Stored entries:
━━━━━━━━━━
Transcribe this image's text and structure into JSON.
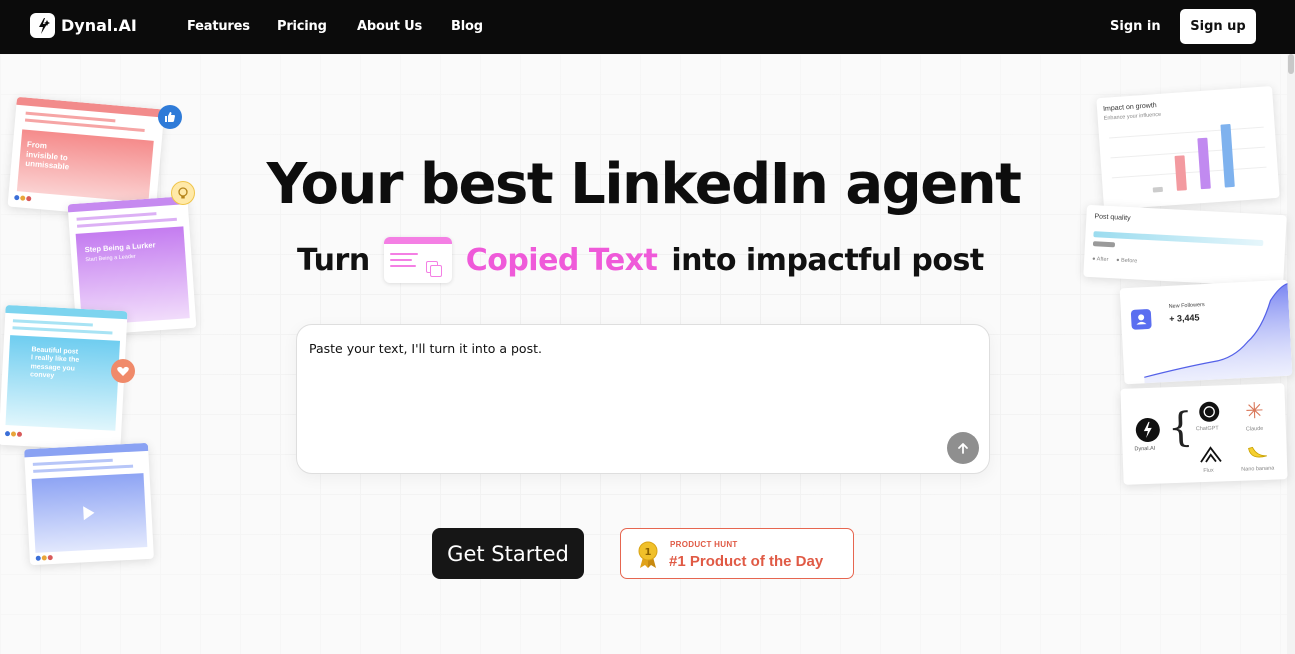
{
  "nav": {
    "brand": "Dynal.AI",
    "links": [
      "Features",
      "Pricing",
      "About Us",
      "Blog"
    ],
    "sign_in": "Sign in",
    "sign_up": "Sign up"
  },
  "hero": {
    "title": "Your best LinkedIn agent",
    "subtitle_prefix": "Turn",
    "subtitle_highlight": "Copied Text",
    "subtitle_suffix": "into impactful post"
  },
  "prompt": {
    "text": "Paste your text, I'll turn it into a post."
  },
  "cta": {
    "get_started": "Get Started",
    "ph_kicker": "PRODUCT HUNT",
    "ph_title": "#1 Product of the Day",
    "ph_rank": "1"
  },
  "left_cards": {
    "card1_text": "From\ninvisible to\nunmissable",
    "card2_text": "Step Being a Lurker",
    "card2_sub": "Start Being a Leader",
    "card3_text": "Beautiful post\nI really like the\nmessage you\nconvey"
  },
  "right_cards": {
    "growth_title": "Impact on growth",
    "growth_sub": "Enhance your influence",
    "growth_values": [
      0.08,
      0.55,
      0.8,
      0.98
    ],
    "quality_title": "Post quality",
    "quality_after": "After",
    "quality_before": "Before",
    "followers_title": "New Followers",
    "followers_value": "+ 3,445",
    "models": {
      "center": "Dynal.AI",
      "chatgpt": "ChatGPT",
      "claude": "Claude",
      "flux": "Flux",
      "banana": "Nano banana"
    }
  },
  "colors": {
    "nav_bg": "#0b0b0b",
    "accent_pink": "#ef5ad9",
    "ph_orange": "#e05a45",
    "cta_dark": "#161616"
  }
}
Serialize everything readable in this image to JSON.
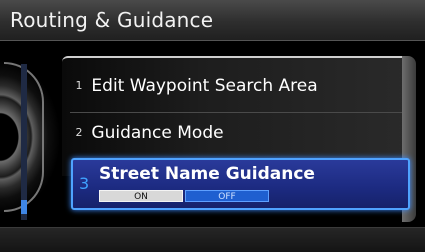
━━━━━━━━━━
Write every record out again exactly; no pictures belong in the copy.

== RESULT FOR THIS EXERCISE ==
Transcribe this image's text and structure into JSON.
{
  "nav": {
    "brand": "Dynal.AI",
    "links": [
      "Features",
      "Pricing",
      "About Us",
      "Blog"
    ],
    "sign_in": "Sign in",
    "sign_up": "Sign up"
  },
  "hero": {
    "title": "Your best LinkedIn agent",
    "subtitle_prefix": "Turn",
    "subtitle_highlight": "Copied Text",
    "subtitle_suffix": "into impactful post"
  },
  "prompt": {
    "text": "Paste your text, I'll turn it into a post."
  },
  "cta": {
    "get_started": "Get Started",
    "ph_kicker": "PRODUCT HUNT",
    "ph_title": "#1 Product of the Day",
    "ph_rank": "1"
  },
  "left_cards": {
    "card1_text": "From\ninvisible to\nunmissable",
    "card2_text": "Step Being a Lurker",
    "card2_sub": "Start Being a Leader",
    "card3_text": "Beautiful post\nI really like the\nmessage you\nconvey"
  },
  "right_cards": {
    "growth_title": "Impact on growth",
    "growth_sub": "Enhance your influence",
    "growth_values": [
      0.08,
      0.55,
      0.8,
      0.98
    ],
    "quality_title": "Post quality",
    "quality_after": "After",
    "quality_before": "Before",
    "followers_title": "New Followers",
    "followers_value": "+ 3,445",
    "models": {
      "center": "Dynal.AI",
      "chatgpt": "ChatGPT",
      "claude": "Claude",
      "flux": "Flux",
      "banana": "Nano banana"
    }
  },
  "colors": {
    "nav_bg": "#0b0b0b",
    "accent_pink": "#ef5ad9",
    "ph_orange": "#e05a45",
    "cta_dark": "#161616"
  }
}
Serialize everything readable in this image to JSON.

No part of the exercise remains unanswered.